Material supplied.
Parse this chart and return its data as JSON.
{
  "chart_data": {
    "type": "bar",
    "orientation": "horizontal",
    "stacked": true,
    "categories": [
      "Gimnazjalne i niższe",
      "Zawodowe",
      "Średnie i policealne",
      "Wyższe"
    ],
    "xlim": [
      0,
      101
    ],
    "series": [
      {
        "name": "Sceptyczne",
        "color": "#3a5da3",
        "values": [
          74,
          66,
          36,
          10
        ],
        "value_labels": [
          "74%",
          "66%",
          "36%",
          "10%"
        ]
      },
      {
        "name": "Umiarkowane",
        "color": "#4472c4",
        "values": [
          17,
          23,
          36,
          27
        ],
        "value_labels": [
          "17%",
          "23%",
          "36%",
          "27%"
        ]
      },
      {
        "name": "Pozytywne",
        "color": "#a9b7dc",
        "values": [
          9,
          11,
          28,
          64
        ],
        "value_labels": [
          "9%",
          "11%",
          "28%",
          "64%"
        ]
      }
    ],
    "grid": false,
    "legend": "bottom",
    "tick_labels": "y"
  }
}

Written instruction. Your task is to repeat every line exactly.

Expected answer.
Parse this chart and return its data as JSON.
{
  "chart_data": {
    "type": "bar",
    "orientation": "horizontal",
    "stacked": true,
    "categories": [
      "Gimnazjalne i niższe",
      "Zawodowe",
      "Średnie i policealne",
      "Wyższe"
    ],
    "xlim": [
      0,
      101
    ],
    "series": [
      {
        "name": "Sceptyczne",
        "color": "#3a5da3",
        "values": [
          74,
          66,
          36,
          10
        ],
        "value_labels": [
          "74%",
          "66%",
          "36%",
          "10%"
        ]
      },
      {
        "name": "Umiarkowane",
        "color": "#4472c4",
        "values": [
          17,
          23,
          36,
          27
        ],
        "value_labels": [
          "17%",
          "23%",
          "36%",
          "27%"
        ]
      },
      {
        "name": "Pozytywne",
        "color": "#a9b7dc",
        "values": [
          9,
          11,
          28,
          64
        ],
        "value_labels": [
          "9%",
          "11%",
          "28%",
          "64%"
        ]
      }
    ],
    "grid": false,
    "legend": "bottom",
    "tick_labels": "y"
  }
}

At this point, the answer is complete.